___ Data entries

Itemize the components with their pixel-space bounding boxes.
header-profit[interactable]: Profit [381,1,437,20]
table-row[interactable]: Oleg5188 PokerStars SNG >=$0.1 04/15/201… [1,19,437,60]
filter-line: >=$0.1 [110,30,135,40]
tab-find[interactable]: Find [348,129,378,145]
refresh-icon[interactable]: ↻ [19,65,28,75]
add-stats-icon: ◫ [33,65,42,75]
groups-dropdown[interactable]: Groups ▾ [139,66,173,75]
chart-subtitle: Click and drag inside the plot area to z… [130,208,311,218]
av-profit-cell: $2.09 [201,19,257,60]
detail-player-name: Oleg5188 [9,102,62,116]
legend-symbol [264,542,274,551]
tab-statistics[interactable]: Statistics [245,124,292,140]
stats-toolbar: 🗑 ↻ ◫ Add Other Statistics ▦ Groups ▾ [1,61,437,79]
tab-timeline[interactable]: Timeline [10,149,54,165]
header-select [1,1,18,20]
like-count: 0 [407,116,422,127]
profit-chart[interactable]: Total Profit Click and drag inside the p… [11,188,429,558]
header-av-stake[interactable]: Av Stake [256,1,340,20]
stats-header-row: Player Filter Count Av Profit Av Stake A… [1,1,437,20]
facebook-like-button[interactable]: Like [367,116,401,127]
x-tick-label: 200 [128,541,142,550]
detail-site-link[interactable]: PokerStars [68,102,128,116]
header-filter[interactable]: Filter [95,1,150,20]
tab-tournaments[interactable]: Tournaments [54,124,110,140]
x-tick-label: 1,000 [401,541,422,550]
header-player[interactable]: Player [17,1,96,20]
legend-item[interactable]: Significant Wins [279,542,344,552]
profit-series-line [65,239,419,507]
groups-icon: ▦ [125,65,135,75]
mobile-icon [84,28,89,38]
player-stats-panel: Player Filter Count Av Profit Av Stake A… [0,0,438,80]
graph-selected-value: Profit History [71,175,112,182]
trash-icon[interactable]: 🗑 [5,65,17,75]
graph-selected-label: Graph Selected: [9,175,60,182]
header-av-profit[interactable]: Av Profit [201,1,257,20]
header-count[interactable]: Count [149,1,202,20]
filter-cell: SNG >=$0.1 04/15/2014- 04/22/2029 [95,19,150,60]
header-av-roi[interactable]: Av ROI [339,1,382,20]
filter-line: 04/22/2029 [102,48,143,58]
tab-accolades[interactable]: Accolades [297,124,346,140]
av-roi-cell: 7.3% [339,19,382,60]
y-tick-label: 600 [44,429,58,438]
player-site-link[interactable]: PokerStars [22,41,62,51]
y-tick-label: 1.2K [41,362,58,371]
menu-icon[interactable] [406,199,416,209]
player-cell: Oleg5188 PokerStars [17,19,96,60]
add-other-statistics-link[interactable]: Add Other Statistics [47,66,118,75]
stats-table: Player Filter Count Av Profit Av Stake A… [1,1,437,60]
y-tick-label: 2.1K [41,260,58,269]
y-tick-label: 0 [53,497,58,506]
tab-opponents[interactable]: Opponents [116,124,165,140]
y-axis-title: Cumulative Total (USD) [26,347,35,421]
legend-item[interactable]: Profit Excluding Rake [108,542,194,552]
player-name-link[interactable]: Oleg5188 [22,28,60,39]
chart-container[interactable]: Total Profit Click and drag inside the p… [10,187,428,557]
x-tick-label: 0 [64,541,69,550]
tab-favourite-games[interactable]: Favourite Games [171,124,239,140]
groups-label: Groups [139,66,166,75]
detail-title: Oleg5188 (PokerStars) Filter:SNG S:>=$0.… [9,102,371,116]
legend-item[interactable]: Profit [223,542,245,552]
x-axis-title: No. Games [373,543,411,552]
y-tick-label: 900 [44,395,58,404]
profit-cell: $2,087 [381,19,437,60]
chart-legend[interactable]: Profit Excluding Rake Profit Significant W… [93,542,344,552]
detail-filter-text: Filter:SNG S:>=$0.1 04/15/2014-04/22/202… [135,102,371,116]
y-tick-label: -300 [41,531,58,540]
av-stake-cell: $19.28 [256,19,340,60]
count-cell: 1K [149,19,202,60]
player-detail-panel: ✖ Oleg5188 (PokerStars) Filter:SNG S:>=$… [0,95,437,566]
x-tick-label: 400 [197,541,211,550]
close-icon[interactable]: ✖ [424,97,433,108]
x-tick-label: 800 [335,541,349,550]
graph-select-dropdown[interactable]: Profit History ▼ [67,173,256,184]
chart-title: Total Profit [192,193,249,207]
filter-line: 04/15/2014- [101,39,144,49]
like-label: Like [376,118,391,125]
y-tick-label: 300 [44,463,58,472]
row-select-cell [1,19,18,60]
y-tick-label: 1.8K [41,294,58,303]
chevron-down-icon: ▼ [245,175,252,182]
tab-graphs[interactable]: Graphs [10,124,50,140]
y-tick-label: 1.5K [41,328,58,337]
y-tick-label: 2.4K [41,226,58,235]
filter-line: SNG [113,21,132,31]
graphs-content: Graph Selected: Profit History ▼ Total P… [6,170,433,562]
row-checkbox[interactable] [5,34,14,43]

______

Change "bounding boxes" to "coordinates" in the entries from the beginning up to and including the line with "chart-subtitle: Click and", keeping everything else the same.

▸ **Solution for this exercise**:
Itemize the components with their pixel-space coordinates.
header-profit[interactable]: Profit [381,1,437,20]
table-row[interactable]: Oleg5188 PokerStars SNG >=$0.1 04/15/201… [1,19,437,60]
filter-line: >=$0.1 [110,30,135,40]
tab-find[interactable]: Find [348,129,378,145]
refresh-icon[interactable]: ↻ [19,65,28,75]
add-stats-icon: ◫ [33,65,42,75]
groups-dropdown[interactable]: Groups ▾ [139,66,173,75]
chart-subtitle: Click and drag inside the plot area to z… [130,208,311,218]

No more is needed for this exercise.